Candidates for the post of Assistant Professor should possess NET/SLET or Ph.D. in the relevant discipline as specified above.
Teaching experience and evidence of research work are desirable.

          5.  Thus a candidate should hold Masters Degree securing at least 55% marks and Ph.D. Degree in any relevant area of Computer Science / Information Technology as the minimum qualification for the post of Assistant Professor. The petitioner did not possess Ph.D. Degree as on the date of notification, i.e., 23.04.2011 or the last date 10.6.2011 prescribed for submission of applications. The petitioner states that by the said date, he had submitted thesis and that the degree was awarded to him on 29.11.2011.
6.  Fortuitously, selections pursuant to the notification were not finalized for over one and half years. Taking advantage of the same, the petitioner approached the University to treat him as qualified and eligible for the post as he had acquired the qualification before the interviews were held. The University is reportedly not considering his application on the ground that he did not hold Ph.D. Degree as on the date of notification. The petitioner has therefore filed this writ petition seeking Mandamus to direct the University to interview him treating him as qualified for the post of Assistant Professor.

## Exercise tasks
A) Set down the stretch of the passage on the Assistant Professor post from "5.  Thus a candidate" through "him on 29.11.2011.", word for word.
B) In the passage on the Assistant Professor post, on what date was the Ph.D. Degree awarded to the petitioner?
C) List every date that appears in the passage on the Assistant Professor post.

## Data listing
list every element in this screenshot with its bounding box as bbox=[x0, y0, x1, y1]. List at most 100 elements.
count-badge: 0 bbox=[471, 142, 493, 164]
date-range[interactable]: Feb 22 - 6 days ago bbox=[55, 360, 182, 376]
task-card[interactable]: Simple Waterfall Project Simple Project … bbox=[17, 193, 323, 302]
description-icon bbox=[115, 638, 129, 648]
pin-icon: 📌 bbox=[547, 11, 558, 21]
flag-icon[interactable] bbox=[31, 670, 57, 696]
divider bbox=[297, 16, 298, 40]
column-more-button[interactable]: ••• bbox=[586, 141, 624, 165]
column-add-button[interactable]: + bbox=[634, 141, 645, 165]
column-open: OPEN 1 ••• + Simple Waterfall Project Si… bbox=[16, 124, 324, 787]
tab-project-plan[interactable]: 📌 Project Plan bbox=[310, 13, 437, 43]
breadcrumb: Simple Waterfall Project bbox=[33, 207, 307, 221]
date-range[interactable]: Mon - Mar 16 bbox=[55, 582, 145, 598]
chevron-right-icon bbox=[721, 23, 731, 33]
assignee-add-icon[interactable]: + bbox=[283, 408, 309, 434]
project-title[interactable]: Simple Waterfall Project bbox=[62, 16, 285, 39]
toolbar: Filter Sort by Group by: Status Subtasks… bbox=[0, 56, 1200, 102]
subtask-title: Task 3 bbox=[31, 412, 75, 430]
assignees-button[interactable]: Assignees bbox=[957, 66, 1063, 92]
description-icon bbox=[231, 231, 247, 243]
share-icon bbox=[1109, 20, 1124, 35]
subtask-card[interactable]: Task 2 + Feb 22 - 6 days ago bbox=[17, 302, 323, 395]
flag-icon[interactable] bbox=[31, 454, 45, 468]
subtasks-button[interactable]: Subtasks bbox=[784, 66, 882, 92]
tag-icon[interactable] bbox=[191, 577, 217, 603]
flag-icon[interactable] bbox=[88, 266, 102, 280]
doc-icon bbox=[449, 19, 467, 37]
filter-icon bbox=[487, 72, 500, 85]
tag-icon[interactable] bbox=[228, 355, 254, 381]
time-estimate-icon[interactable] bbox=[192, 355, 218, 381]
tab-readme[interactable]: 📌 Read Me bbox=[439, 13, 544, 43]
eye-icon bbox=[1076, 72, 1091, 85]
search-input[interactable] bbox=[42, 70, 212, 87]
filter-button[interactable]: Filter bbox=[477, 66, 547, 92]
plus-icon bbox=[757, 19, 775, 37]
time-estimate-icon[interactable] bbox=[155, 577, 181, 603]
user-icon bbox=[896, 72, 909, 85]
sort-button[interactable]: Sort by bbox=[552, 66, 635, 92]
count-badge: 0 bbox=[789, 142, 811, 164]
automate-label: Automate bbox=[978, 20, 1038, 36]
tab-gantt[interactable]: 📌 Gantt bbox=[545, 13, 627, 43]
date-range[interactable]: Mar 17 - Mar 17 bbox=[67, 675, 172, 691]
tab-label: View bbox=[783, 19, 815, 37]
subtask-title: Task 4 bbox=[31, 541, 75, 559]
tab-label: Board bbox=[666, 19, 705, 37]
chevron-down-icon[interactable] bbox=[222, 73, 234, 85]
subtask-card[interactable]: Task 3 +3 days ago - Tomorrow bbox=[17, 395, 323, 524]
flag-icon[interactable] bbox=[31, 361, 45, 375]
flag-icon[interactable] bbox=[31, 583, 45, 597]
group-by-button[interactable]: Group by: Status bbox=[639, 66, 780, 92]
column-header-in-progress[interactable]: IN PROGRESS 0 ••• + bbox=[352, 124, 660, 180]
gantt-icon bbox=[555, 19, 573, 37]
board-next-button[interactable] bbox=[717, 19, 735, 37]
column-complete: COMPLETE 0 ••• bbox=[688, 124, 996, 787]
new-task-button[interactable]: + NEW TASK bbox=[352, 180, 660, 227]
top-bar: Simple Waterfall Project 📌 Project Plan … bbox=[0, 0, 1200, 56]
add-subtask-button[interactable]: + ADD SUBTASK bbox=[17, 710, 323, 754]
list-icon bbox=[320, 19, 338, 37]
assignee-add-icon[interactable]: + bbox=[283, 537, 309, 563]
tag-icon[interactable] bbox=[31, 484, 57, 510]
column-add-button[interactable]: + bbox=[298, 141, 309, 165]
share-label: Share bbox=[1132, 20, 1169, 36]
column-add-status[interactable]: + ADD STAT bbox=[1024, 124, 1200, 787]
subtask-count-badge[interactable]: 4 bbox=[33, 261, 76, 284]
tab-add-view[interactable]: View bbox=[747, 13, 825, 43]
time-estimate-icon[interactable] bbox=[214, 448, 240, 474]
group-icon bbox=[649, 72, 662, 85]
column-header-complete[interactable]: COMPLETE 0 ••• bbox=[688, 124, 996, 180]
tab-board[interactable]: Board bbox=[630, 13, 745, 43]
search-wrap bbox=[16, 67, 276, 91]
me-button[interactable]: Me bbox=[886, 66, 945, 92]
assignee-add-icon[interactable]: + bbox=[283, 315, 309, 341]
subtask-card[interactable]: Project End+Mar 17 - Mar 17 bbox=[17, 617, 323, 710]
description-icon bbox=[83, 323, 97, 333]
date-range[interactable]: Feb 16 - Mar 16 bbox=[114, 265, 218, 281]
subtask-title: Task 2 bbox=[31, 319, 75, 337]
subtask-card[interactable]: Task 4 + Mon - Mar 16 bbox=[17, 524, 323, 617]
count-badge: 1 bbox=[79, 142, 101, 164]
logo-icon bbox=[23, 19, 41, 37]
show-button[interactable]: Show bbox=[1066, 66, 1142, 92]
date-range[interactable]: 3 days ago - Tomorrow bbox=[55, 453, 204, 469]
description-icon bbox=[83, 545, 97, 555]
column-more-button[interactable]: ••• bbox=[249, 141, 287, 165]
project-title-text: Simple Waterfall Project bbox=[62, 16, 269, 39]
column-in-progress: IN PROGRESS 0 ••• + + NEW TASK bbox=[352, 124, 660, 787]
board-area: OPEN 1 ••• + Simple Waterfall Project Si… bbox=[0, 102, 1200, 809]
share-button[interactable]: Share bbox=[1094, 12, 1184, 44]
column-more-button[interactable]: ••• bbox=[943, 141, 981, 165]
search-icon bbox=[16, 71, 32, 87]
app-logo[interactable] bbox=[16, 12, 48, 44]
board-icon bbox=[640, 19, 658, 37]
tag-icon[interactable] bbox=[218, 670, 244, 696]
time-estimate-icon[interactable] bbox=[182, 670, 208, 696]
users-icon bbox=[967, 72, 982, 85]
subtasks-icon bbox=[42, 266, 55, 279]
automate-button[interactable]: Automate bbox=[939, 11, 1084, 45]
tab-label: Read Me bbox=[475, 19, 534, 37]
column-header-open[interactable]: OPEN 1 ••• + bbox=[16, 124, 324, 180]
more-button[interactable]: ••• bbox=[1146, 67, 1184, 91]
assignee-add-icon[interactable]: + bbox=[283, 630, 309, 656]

## Answers to the tasks
A)
5.  Thus a candidate should hold Masters Degree securing at least 55% marks and Ph.D. Degree in any relevant area of Computer Science / Information Technology as the minimum qualification for the post of Assistant Professor. The petitioner did not possess Ph.D. Degree as on the date of notification, i.e., 23.04.2011 or the last date 10.6.2011 prescribed for submission of applications. The petitioner states that by the said date, he had submitted thesis and that the degree was awarded to him on 29.11.2011.

B) 29.11.2011

C)
23.04.2011
10.6.2011
29.11.2011